- **CHALLENGE**
Gather, from the data below, each line in which the word "home" occurs.

★ ★ ★

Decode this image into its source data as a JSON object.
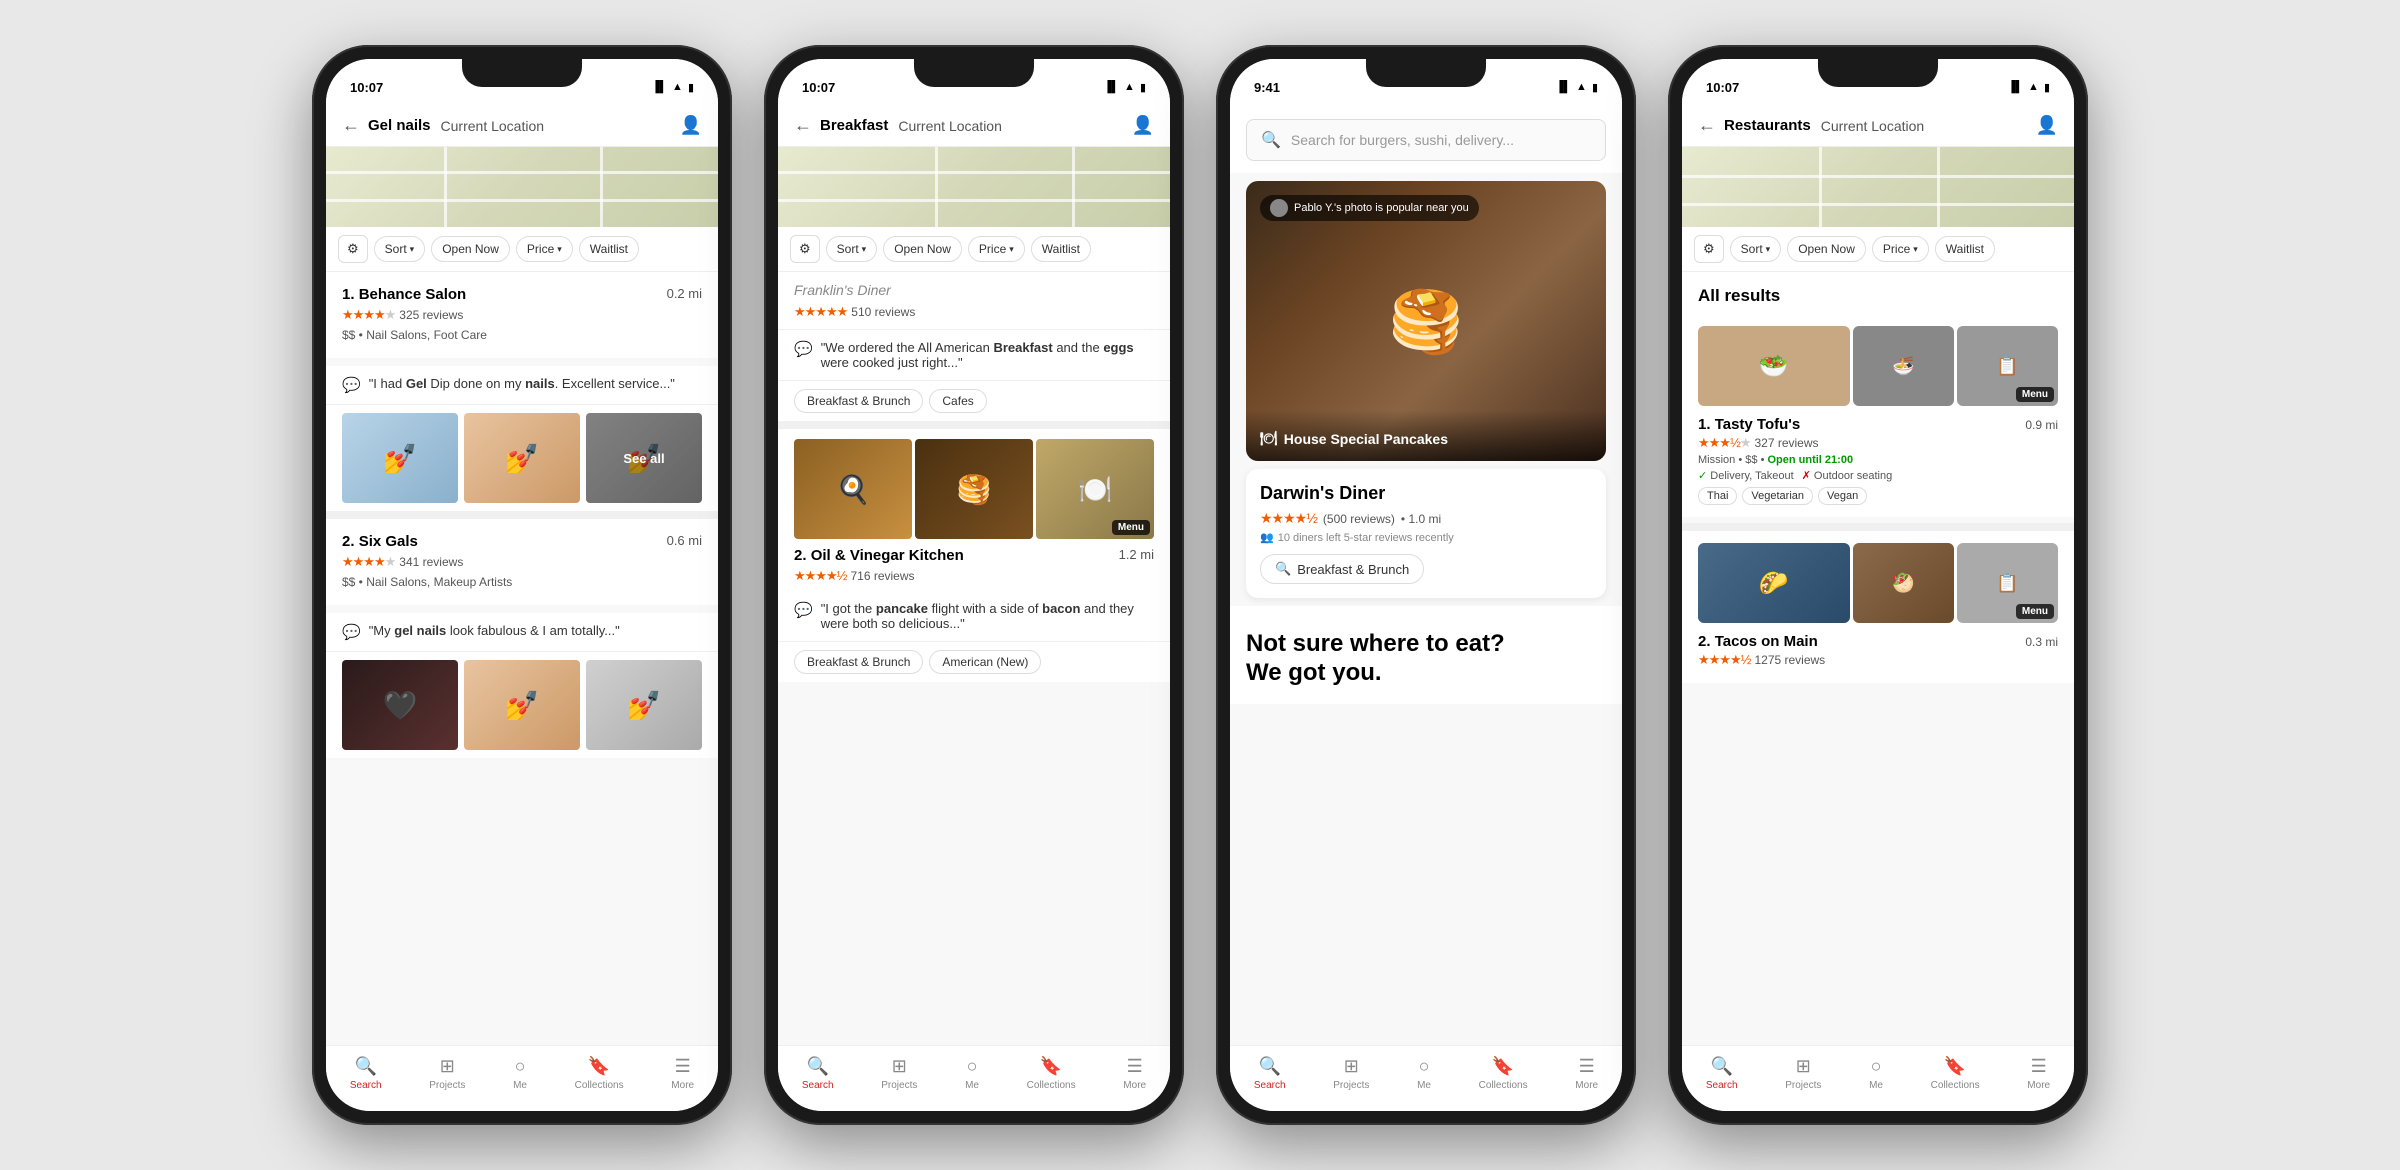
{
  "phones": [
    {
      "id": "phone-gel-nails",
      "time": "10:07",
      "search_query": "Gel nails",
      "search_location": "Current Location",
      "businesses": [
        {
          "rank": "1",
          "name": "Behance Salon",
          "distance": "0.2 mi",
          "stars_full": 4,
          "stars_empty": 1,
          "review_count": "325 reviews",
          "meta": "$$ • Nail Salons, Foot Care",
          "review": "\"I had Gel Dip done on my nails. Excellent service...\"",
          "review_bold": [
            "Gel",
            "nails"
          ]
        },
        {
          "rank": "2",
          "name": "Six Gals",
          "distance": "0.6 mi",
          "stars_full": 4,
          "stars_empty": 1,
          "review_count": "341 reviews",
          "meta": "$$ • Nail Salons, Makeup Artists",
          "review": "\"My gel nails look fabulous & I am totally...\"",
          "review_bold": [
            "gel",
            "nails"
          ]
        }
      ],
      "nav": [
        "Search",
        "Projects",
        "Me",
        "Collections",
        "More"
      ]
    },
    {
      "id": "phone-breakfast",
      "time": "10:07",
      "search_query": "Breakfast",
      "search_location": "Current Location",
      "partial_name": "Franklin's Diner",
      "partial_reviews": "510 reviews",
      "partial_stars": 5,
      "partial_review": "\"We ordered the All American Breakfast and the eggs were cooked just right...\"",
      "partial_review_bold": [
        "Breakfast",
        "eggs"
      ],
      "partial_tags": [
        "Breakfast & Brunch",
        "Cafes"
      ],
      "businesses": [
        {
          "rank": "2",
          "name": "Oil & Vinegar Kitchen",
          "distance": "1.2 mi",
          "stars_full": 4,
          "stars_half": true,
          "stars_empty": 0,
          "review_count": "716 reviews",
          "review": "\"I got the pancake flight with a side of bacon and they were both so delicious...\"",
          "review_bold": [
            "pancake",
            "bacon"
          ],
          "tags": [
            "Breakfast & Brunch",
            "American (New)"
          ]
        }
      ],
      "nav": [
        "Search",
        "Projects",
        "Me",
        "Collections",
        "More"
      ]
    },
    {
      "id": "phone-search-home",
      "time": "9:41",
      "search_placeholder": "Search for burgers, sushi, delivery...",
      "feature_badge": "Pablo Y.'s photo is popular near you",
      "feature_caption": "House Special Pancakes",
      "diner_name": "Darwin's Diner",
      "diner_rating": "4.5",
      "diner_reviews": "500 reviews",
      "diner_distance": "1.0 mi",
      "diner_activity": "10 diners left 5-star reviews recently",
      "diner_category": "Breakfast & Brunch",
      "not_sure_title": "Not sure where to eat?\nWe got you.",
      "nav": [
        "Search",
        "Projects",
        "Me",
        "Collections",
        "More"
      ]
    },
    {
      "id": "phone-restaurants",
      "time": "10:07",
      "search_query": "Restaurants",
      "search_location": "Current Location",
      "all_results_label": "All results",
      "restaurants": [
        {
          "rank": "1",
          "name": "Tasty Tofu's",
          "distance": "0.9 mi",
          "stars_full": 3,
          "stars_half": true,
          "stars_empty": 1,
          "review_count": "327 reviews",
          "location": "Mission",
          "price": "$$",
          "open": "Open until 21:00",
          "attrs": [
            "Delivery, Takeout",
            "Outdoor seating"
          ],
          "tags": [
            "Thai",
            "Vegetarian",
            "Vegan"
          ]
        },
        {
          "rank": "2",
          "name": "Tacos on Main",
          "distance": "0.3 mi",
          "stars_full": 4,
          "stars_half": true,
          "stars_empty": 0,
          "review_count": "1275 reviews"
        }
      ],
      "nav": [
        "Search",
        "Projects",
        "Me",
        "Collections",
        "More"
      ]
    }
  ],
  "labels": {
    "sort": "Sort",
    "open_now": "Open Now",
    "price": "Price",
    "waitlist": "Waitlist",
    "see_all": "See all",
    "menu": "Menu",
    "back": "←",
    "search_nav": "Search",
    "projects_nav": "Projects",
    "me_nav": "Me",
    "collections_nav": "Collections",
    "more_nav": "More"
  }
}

★ ★ ★

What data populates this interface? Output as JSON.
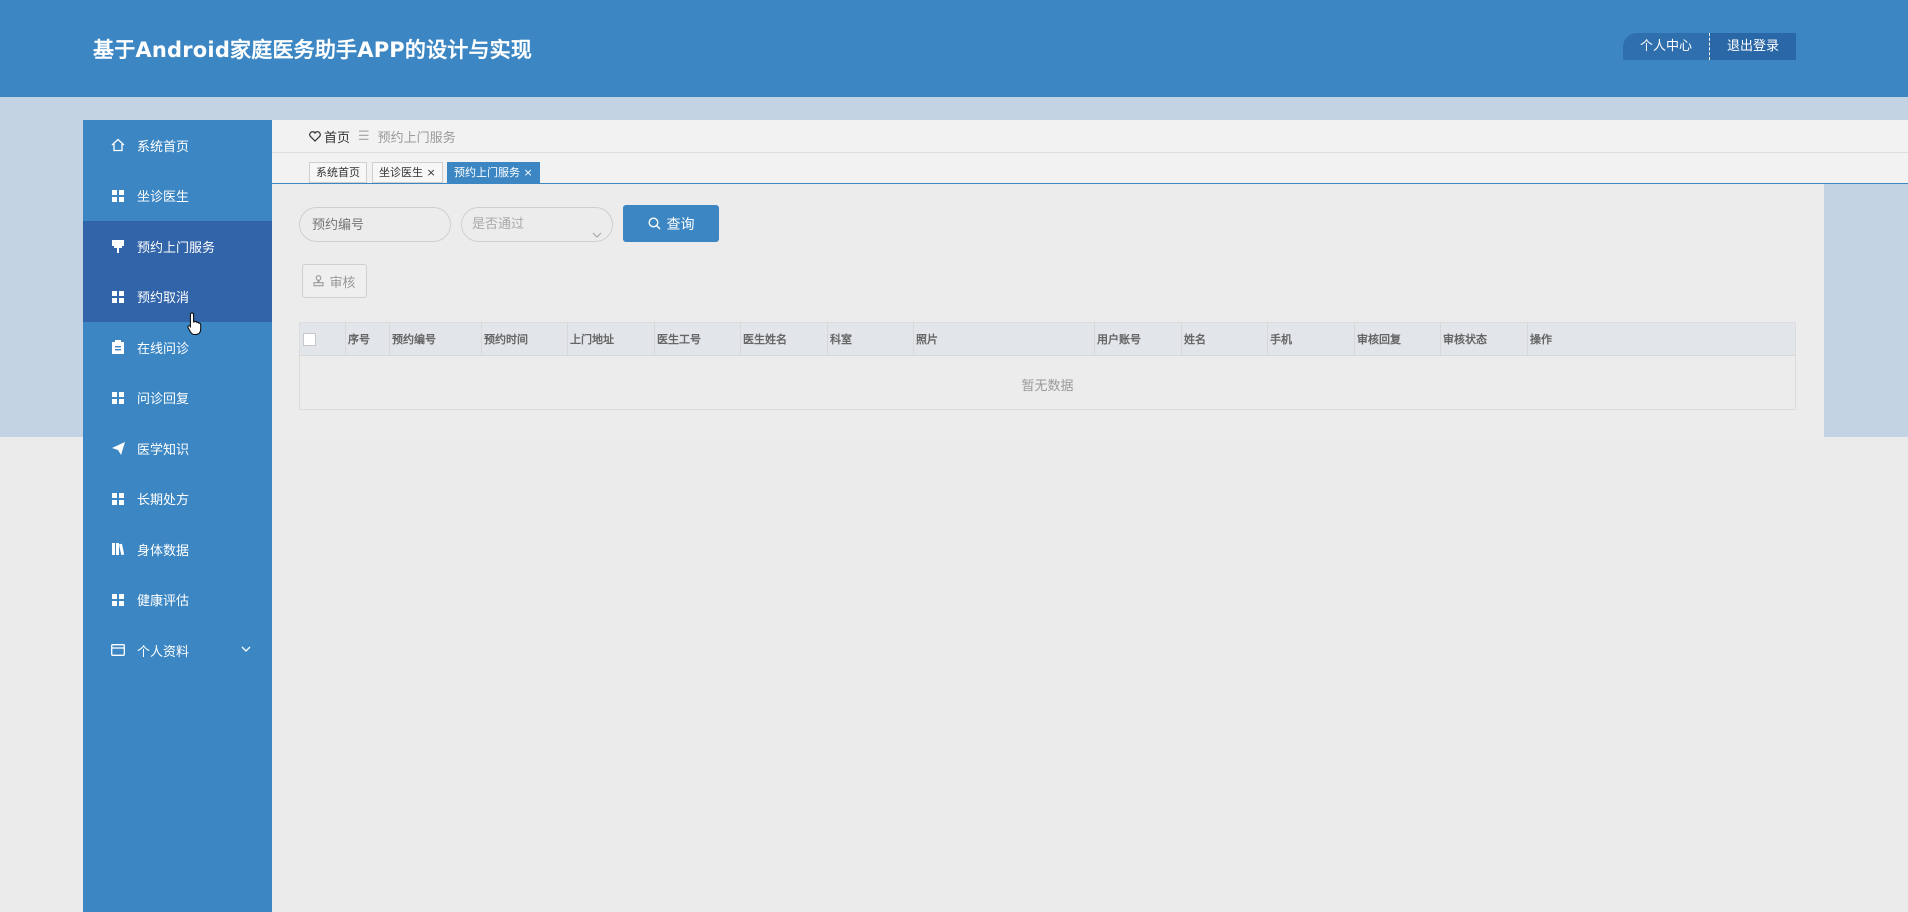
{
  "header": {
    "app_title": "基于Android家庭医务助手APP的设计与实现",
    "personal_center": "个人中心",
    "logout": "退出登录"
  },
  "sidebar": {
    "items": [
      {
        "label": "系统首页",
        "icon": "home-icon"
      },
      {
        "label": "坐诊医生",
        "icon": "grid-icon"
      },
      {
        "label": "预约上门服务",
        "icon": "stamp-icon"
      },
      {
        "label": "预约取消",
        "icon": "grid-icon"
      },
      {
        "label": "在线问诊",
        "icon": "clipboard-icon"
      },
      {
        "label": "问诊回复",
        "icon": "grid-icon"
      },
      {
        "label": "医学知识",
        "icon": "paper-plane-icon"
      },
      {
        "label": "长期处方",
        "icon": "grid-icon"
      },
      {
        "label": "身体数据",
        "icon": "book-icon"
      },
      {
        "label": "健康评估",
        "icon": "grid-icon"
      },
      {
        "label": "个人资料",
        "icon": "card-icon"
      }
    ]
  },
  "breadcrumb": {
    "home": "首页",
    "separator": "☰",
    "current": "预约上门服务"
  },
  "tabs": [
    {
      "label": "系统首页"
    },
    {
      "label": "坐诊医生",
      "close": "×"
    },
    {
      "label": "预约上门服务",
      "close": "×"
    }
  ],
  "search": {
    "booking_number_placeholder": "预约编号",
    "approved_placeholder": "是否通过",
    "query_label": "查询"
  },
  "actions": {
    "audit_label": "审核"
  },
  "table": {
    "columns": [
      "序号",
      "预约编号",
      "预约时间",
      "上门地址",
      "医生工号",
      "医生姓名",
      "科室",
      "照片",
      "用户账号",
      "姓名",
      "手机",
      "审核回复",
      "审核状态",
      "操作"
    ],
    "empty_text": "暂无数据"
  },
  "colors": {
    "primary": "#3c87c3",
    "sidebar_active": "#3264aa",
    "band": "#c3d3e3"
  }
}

★ ★ ★

- **FINAL RESULT**
      "id": "phone-search-home",
        "icon": "home-icon"
    "home": "首页",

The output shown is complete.